[begin MATERIAL FOR THIS TASK]

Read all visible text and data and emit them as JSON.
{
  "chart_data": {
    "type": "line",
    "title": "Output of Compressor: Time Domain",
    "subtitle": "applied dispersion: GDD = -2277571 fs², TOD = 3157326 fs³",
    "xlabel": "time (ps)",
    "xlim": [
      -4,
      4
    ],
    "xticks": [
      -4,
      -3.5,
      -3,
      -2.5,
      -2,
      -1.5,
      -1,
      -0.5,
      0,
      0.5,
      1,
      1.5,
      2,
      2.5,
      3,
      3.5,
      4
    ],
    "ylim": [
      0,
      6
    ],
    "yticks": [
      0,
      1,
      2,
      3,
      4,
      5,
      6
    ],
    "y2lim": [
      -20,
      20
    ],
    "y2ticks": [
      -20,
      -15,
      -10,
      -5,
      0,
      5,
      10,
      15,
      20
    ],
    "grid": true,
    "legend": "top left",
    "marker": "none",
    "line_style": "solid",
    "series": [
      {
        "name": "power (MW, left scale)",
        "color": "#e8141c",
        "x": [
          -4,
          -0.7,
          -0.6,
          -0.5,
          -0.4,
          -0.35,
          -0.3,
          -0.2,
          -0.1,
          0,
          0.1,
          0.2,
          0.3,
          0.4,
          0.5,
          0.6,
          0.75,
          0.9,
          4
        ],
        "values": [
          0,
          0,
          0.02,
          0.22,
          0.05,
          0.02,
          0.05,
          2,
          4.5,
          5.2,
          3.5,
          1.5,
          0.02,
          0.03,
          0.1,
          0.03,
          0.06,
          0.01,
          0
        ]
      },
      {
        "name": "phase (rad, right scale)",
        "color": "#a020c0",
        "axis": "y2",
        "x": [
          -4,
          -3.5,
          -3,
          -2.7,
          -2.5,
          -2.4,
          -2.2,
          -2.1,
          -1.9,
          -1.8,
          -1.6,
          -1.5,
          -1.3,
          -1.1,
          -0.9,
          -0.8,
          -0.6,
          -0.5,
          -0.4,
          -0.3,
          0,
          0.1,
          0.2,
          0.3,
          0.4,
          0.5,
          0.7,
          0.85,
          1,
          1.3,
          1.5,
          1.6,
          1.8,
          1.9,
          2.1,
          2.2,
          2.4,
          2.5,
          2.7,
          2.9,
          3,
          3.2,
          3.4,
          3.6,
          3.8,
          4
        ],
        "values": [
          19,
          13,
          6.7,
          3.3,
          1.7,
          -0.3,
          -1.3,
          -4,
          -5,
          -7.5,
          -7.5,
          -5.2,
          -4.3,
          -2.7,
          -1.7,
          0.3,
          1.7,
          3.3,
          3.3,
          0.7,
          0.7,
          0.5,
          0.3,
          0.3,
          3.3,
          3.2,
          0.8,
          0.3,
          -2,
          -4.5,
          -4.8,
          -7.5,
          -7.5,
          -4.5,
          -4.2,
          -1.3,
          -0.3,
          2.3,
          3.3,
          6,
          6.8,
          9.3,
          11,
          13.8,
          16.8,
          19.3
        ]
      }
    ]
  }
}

[end MATERIAL FOR THIS TASK]

### WHAT IS EXPECTED:
Look through the entries above and report each line where the string "scale" occurs.

### FULL OUTPUT:
        "name": "power (MW, left scale)",
        "name": "phase (rad, right scale)",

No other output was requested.